*Challenge:*
Repeat the listing in full, exactly as it stands.

— start of Task inputs —

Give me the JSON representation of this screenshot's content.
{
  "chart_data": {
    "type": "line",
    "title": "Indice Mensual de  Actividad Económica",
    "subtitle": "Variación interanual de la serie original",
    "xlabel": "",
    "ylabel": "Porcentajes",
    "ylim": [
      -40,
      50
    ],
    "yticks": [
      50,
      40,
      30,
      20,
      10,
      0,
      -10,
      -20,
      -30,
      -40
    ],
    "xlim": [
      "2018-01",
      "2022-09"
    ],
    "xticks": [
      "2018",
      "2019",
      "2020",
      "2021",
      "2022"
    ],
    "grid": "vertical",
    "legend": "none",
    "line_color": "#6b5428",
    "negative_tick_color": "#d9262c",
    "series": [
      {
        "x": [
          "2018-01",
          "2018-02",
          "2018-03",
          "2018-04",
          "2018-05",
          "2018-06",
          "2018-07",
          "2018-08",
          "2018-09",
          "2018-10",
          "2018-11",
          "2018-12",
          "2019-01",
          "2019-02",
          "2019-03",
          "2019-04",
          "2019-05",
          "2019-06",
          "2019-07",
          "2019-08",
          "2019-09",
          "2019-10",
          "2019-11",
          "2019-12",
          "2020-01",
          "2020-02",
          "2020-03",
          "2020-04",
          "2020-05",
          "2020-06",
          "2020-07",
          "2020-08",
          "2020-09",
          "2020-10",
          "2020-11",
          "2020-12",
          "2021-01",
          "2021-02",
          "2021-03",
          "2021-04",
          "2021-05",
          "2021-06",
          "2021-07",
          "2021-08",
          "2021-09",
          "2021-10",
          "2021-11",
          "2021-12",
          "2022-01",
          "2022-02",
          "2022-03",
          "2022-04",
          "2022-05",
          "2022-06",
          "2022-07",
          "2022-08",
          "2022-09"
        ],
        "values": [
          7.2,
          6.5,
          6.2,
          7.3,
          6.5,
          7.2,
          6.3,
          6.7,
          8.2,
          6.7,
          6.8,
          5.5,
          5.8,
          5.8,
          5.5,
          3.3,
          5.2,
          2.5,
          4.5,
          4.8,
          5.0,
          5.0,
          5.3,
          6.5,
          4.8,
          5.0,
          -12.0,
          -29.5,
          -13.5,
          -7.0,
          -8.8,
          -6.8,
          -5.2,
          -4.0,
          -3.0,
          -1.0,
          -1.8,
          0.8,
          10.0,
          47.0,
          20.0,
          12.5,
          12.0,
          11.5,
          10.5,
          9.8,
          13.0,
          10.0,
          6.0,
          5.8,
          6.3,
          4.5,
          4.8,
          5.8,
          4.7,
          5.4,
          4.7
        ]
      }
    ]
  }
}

— end of Task inputs —

*Task result:*
Give me the JSON representation of this screenshot's content.
{
  "chart_data": {
    "type": "line",
    "title": "Indice Mensual de  Actividad Económica",
    "subtitle": "Variación interanual de la serie original",
    "xlabel": "",
    "ylabel": "Porcentajes",
    "ylim": [
      -40,
      50
    ],
    "yticks": [
      50,
      40,
      30,
      20,
      10,
      0,
      -10,
      -20,
      -30,
      -40
    ],
    "xlim": [
      "2018-01",
      "2022-09"
    ],
    "xticks": [
      "2018",
      "2019",
      "2020",
      "2021",
      "2022"
    ],
    "grid": "vertical",
    "legend": "none",
    "line_color": "#6b5428",
    "negative_tick_color": "#d9262c",
    "series": [
      {
        "x": [
          "2018-01",
          "2018-02",
          "2018-03",
          "2018-04",
          "2018-05",
          "2018-06",
          "2018-07",
          "2018-08",
          "2018-09",
          "2018-10",
          "2018-11",
          "2018-12",
          "2019-01",
          "2019-02",
          "2019-03",
          "2019-04",
          "2019-05",
          "2019-06",
          "2019-07",
          "2019-08",
          "2019-09",
          "2019-10",
          "2019-11",
          "2019-12",
          "2020-01",
          "2020-02",
          "2020-03",
          "2020-04",
          "2020-05",
          "2020-06",
          "2020-07",
          "2020-08",
          "2020-09",
          "2020-10",
          "2020-11",
          "2020-12",
          "2021-01",
          "2021-02",
          "2021-03",
          "2021-04",
          "2021-05",
          "2021-06",
          "2021-07",
          "2021-08",
          "2021-09",
          "2021-10",
          "2021-11",
          "2021-12",
          "2022-01",
          "2022-02",
          "2022-03",
          "2022-04",
          "2022-05",
          "2022-06",
          "2022-07",
          "2022-08",
          "2022-09"
        ],
        "values": [
          7.2,
          6.5,
          6.2,
          7.3,
          6.5,
          7.2,
          6.3,
          6.7,
          8.2,
          6.7,
          6.8,
          5.5,
          5.8,
          5.8,
          5.5,
          3.3,
          5.2,
          2.5,
          4.5,
          4.8,
          5.0,
          5.0,
          5.3,
          6.5,
          4.8,
          5.0,
          -12.0,
          -29.5,
          -13.5,
          -7.0,
          -8.8,
          -6.8,
          -5.2,
          -4.0,
          -3.0,
          -1.0,
          -1.8,
          0.8,
          10.0,
          47.0,
          20.0,
          12.5,
          12.0,
          11.5,
          10.5,
          9.8,
          13.0,
          10.0,
          6.0,
          5.8,
          6.3,
          4.5,
          4.8,
          5.8,
          4.7,
          5.4,
          4.7
        ]
      }
    ]
  }
}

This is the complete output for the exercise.